- **THE INPUT**

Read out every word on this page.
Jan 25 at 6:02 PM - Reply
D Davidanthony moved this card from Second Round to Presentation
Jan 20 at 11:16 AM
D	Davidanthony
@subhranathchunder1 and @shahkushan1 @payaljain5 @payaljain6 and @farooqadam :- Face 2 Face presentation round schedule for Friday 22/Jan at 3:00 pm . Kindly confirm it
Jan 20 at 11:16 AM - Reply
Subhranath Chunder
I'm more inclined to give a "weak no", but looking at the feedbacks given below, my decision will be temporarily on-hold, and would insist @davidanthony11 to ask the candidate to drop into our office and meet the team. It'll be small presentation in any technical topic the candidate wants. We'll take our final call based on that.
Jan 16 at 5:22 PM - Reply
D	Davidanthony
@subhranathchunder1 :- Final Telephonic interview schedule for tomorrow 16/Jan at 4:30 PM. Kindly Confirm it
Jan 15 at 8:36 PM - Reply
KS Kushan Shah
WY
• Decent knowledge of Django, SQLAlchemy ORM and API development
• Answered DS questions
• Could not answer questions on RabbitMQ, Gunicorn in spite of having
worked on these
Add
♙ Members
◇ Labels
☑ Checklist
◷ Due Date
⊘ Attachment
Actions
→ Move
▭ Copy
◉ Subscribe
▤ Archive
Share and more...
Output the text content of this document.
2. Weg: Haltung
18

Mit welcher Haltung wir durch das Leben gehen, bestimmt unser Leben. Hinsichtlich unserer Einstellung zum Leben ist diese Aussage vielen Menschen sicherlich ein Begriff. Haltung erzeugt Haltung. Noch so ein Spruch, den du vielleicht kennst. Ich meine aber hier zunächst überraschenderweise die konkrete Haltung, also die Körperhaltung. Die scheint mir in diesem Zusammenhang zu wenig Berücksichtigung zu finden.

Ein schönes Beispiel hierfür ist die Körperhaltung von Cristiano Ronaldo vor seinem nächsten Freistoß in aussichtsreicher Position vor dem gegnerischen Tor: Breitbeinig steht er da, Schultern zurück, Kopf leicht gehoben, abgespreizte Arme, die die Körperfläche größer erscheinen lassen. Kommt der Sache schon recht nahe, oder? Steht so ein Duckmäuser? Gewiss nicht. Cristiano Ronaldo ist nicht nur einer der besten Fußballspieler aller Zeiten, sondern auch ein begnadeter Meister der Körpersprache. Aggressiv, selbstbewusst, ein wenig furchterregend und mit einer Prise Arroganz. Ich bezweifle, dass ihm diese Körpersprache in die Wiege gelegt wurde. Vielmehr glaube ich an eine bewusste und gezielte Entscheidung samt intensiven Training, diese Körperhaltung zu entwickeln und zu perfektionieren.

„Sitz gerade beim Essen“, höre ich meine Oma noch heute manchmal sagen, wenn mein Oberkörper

- **TO BE DONE**
Copy each line holding the word "this" from the listing above.

- **TASK RESULT**
Read out every word on this page.
D Davidanthony moved this card from Second Round to Presentation
Output the text content of this document.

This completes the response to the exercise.